Exercise objective>
Report, as a bare number, how many lines of the material below contain the word "Reisebericht".

Data records
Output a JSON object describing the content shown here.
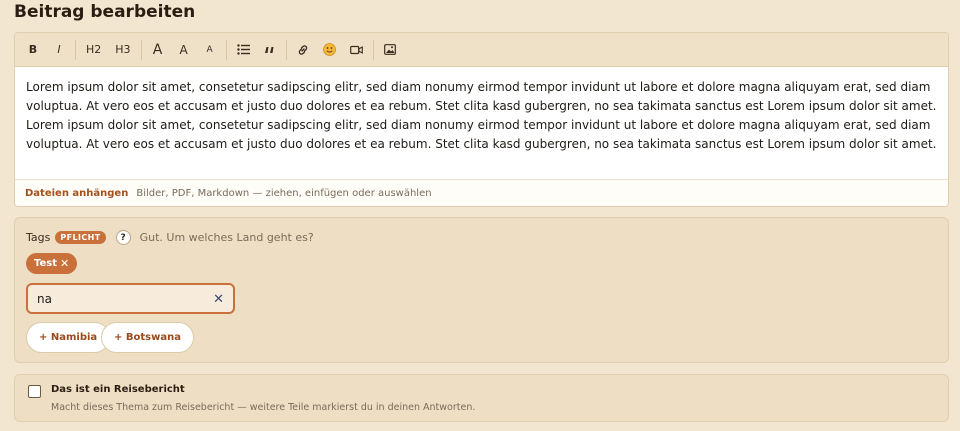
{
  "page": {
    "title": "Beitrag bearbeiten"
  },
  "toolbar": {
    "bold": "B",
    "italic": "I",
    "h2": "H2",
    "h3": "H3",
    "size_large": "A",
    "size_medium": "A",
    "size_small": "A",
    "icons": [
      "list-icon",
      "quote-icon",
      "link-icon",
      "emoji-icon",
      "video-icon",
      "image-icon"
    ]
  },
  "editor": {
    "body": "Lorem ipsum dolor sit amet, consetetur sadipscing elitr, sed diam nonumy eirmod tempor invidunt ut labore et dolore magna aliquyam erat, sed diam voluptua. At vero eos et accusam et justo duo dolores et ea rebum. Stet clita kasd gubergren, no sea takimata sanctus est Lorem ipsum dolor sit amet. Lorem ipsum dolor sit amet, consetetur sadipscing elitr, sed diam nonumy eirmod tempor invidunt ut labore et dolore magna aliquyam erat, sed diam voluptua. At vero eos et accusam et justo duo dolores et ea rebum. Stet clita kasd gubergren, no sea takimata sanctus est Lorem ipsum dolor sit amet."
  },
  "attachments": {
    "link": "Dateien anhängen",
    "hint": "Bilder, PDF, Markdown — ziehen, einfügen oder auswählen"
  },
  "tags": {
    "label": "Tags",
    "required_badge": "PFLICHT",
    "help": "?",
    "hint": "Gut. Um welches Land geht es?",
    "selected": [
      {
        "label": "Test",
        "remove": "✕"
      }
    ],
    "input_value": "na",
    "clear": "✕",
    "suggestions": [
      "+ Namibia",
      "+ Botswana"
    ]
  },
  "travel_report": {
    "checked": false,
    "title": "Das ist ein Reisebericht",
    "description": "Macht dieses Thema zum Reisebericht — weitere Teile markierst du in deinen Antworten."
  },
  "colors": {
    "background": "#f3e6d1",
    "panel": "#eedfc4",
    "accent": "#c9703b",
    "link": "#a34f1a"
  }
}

The output>
2